DIRECTION:
Copy every line from the records below that holds the word "della".

Data entries:
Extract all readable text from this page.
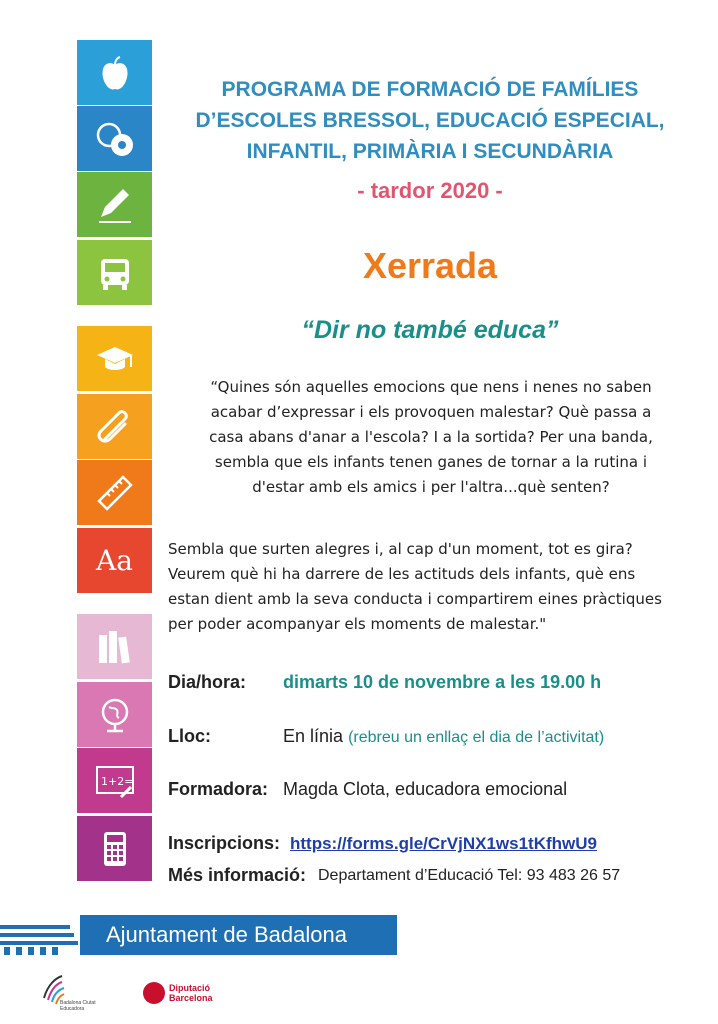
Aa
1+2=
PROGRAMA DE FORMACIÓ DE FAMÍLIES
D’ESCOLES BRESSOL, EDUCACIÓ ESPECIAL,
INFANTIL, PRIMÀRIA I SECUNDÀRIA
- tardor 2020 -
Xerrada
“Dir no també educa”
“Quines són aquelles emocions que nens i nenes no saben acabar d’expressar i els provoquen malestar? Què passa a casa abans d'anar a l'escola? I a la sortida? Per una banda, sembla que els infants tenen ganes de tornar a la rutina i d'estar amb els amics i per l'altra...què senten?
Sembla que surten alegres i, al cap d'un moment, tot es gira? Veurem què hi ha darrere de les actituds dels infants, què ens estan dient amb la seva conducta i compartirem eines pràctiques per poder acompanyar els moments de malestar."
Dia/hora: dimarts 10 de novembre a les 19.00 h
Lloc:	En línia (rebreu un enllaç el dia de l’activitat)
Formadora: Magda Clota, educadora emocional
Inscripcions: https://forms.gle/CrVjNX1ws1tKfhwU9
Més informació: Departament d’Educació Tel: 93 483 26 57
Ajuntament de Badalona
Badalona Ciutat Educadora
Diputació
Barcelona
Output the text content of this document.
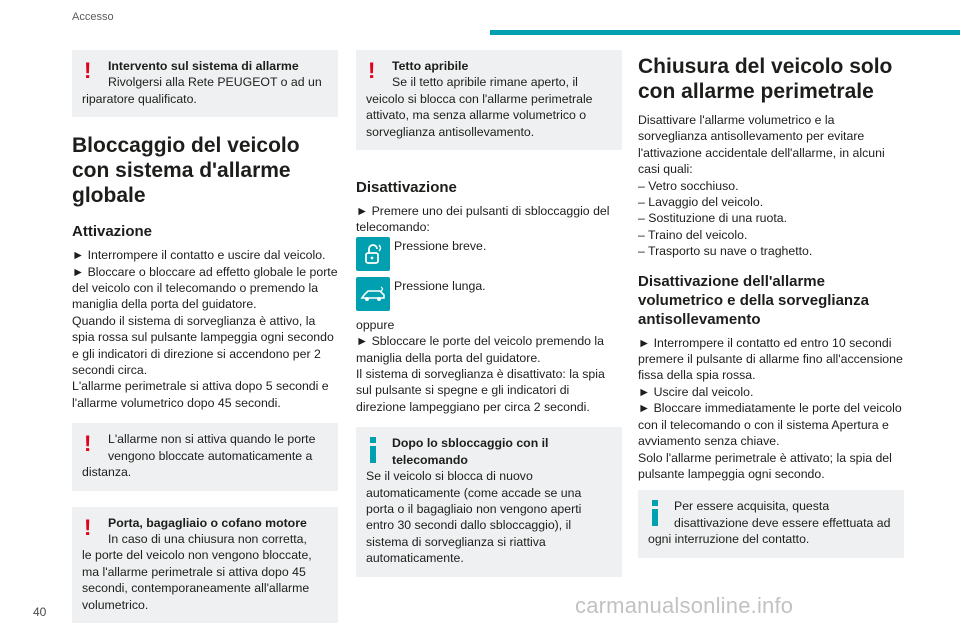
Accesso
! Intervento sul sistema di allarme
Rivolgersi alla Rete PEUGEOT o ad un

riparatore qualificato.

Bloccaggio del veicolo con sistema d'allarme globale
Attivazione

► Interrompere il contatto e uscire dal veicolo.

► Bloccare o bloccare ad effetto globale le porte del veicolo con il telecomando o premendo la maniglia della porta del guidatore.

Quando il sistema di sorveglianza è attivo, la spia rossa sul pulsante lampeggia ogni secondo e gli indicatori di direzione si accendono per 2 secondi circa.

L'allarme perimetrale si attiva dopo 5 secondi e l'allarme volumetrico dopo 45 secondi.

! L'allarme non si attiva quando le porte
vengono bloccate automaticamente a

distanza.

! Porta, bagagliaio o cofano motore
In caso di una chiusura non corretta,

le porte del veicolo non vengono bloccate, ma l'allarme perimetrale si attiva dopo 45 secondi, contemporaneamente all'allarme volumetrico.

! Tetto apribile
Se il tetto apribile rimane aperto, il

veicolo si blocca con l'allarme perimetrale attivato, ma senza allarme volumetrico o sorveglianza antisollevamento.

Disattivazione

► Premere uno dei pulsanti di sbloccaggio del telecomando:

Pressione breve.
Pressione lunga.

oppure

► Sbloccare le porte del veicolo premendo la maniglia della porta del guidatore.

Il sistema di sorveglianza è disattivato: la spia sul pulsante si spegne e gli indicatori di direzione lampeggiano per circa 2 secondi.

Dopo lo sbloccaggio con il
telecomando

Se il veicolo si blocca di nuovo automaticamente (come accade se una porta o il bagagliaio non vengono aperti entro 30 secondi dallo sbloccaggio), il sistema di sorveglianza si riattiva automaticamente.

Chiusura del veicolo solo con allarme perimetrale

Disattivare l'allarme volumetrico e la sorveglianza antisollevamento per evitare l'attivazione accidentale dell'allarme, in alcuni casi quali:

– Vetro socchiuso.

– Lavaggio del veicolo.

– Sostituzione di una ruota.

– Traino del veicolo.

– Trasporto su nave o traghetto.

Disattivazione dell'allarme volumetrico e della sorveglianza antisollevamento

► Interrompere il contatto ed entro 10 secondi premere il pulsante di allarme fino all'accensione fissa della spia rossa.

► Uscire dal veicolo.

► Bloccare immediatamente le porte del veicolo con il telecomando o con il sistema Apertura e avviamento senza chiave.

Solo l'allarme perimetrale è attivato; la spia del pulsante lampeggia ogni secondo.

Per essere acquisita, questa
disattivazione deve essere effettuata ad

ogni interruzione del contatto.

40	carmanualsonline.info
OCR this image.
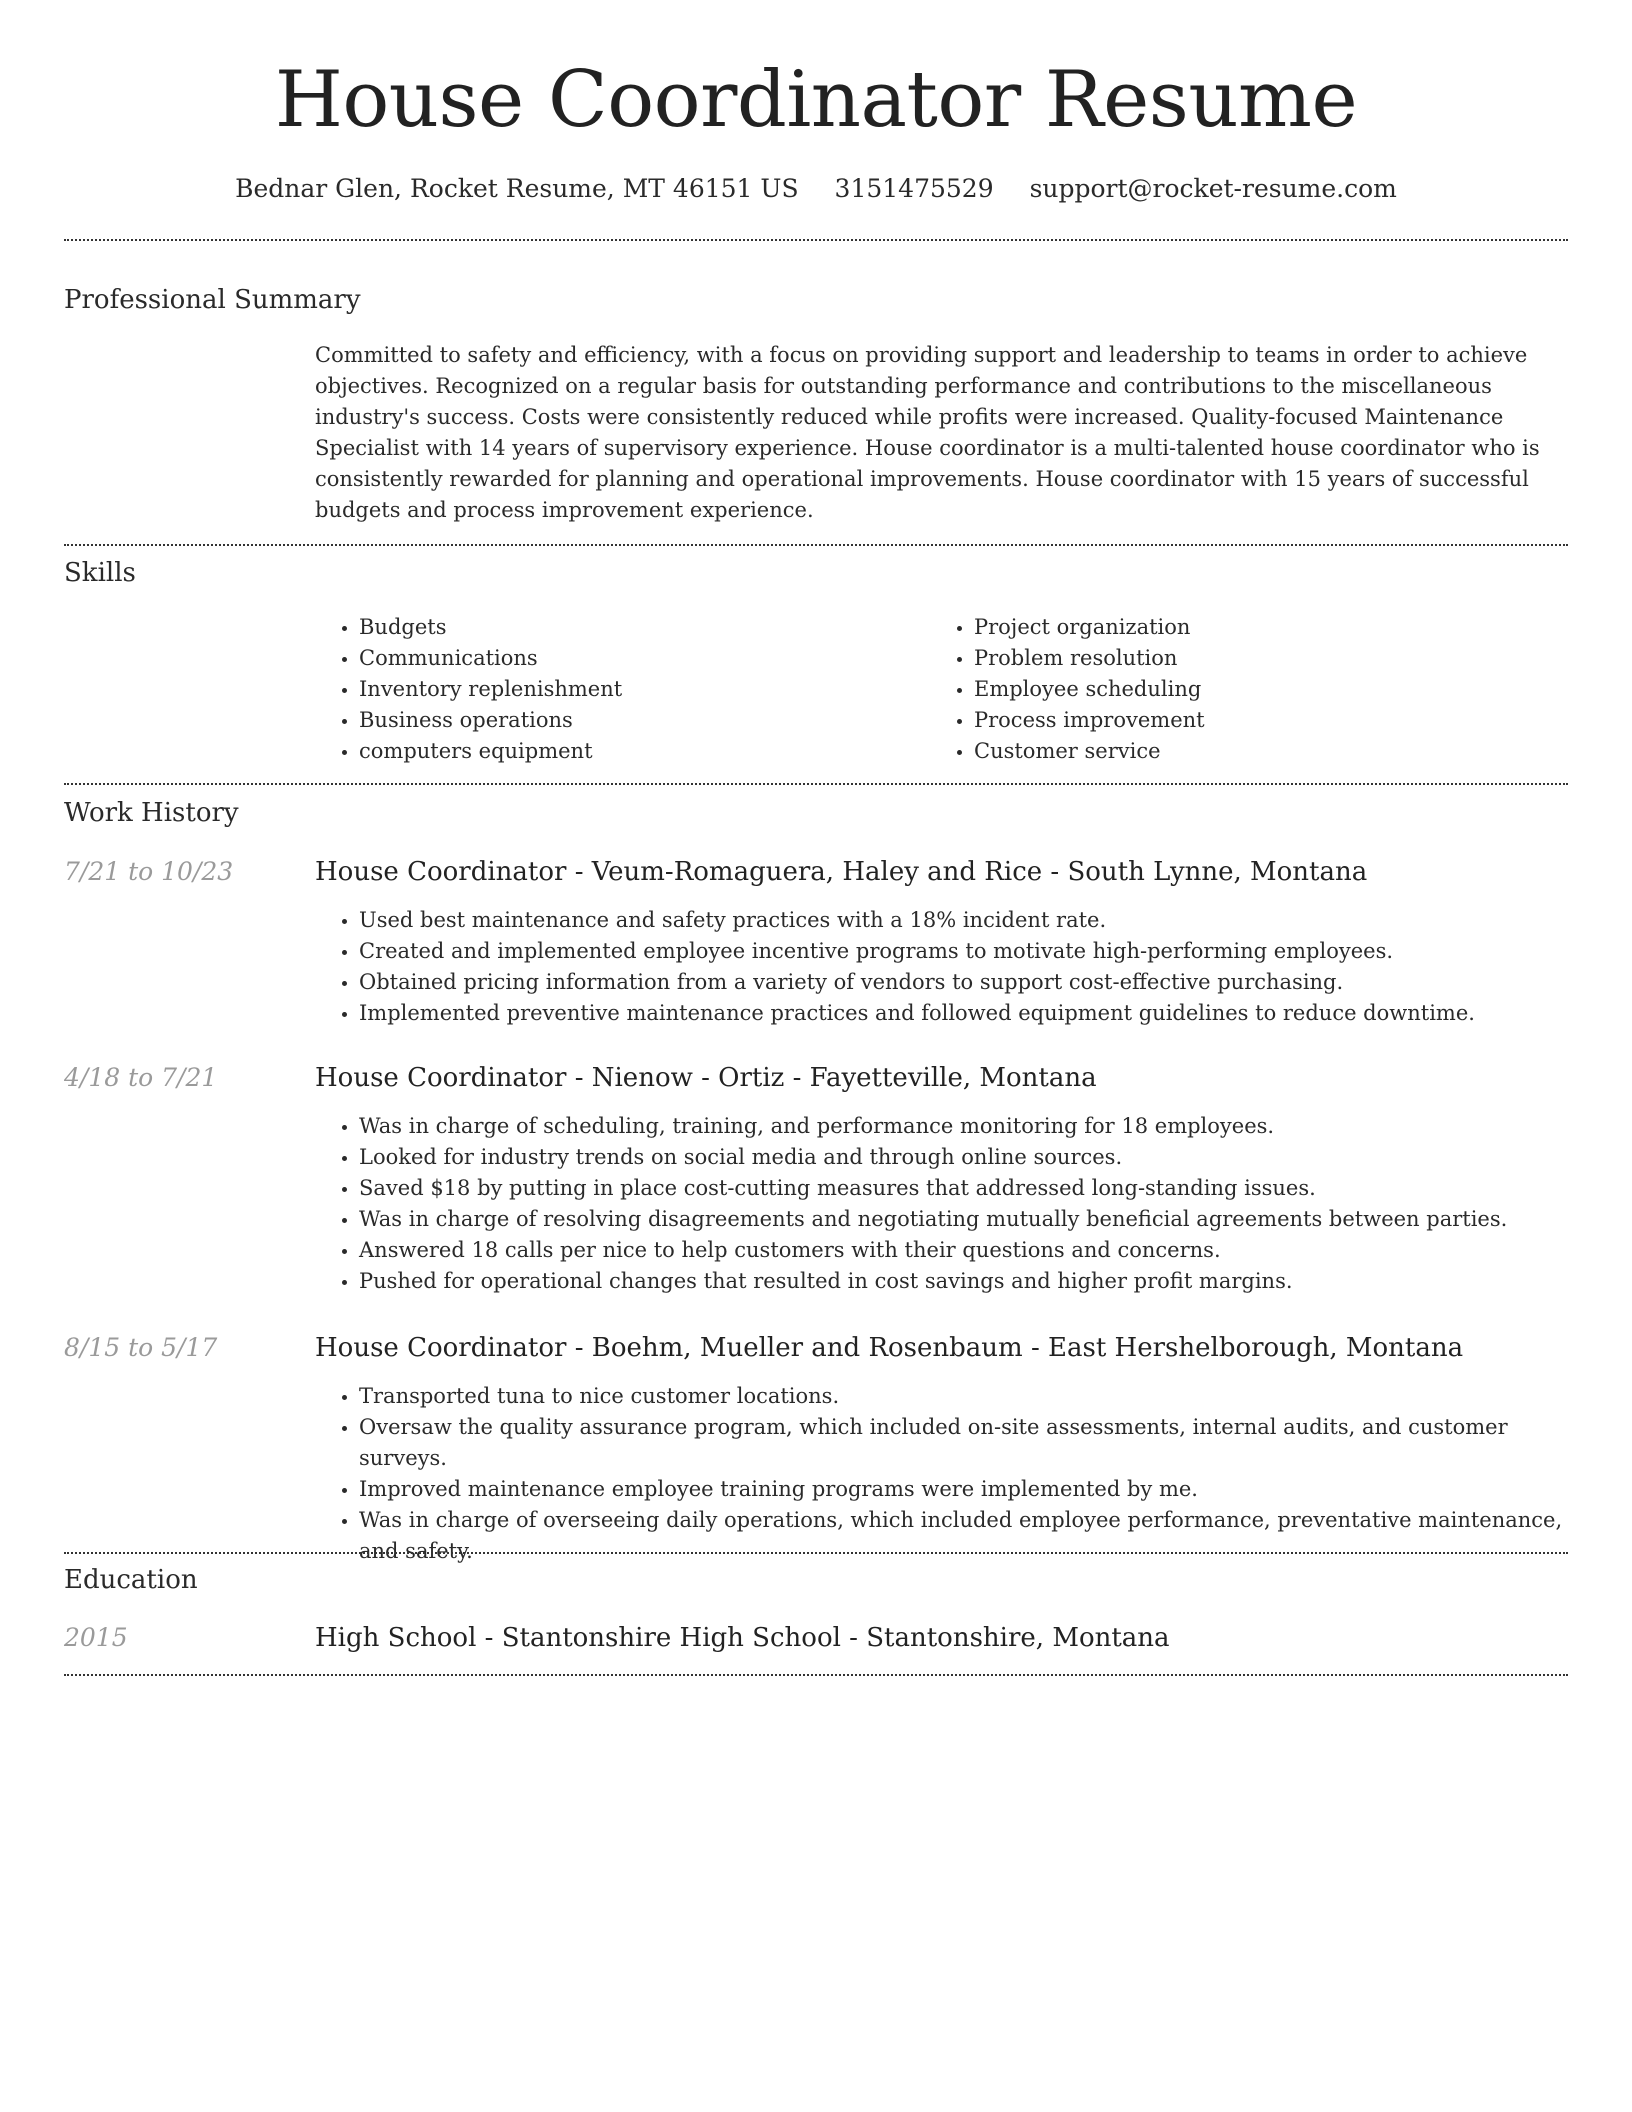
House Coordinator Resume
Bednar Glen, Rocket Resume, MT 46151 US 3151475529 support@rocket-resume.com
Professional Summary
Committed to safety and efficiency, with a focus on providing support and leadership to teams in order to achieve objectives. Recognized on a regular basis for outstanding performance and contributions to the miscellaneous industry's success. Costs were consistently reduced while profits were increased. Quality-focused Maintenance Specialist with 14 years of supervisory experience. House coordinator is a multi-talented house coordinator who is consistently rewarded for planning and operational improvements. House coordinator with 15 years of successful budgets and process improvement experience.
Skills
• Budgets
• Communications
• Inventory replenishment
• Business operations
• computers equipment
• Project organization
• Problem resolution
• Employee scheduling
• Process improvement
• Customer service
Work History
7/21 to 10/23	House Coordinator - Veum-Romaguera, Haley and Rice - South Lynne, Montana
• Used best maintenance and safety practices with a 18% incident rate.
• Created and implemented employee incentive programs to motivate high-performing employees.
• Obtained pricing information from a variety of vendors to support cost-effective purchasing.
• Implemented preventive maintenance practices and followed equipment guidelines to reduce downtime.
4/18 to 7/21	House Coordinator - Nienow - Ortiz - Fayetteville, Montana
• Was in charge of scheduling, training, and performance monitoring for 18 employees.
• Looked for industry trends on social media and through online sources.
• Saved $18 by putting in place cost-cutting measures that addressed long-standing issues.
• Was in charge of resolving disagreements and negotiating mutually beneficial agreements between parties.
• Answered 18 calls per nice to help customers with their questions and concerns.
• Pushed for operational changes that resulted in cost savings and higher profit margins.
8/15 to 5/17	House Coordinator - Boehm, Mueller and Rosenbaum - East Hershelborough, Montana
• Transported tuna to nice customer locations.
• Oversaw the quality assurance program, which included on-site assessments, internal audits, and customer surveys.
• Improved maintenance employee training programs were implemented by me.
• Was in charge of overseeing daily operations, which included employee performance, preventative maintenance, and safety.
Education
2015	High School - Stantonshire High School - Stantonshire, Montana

TASK ANSWER:
► Bloccare o bloccare ad effetto globale le porte del veicolo con il telecomando o premendo la maniglia della porta del guidatore.
► Sbloccare le porte del veicolo premendo la maniglia della porta del guidatore.
Disattivazione dell'allarme volumetrico e della sorveglianza antisollevamento
► Interrompere il contatto ed entro 10 secondi premere il pulsante di allarme fino all'accensione fissa della spia rossa.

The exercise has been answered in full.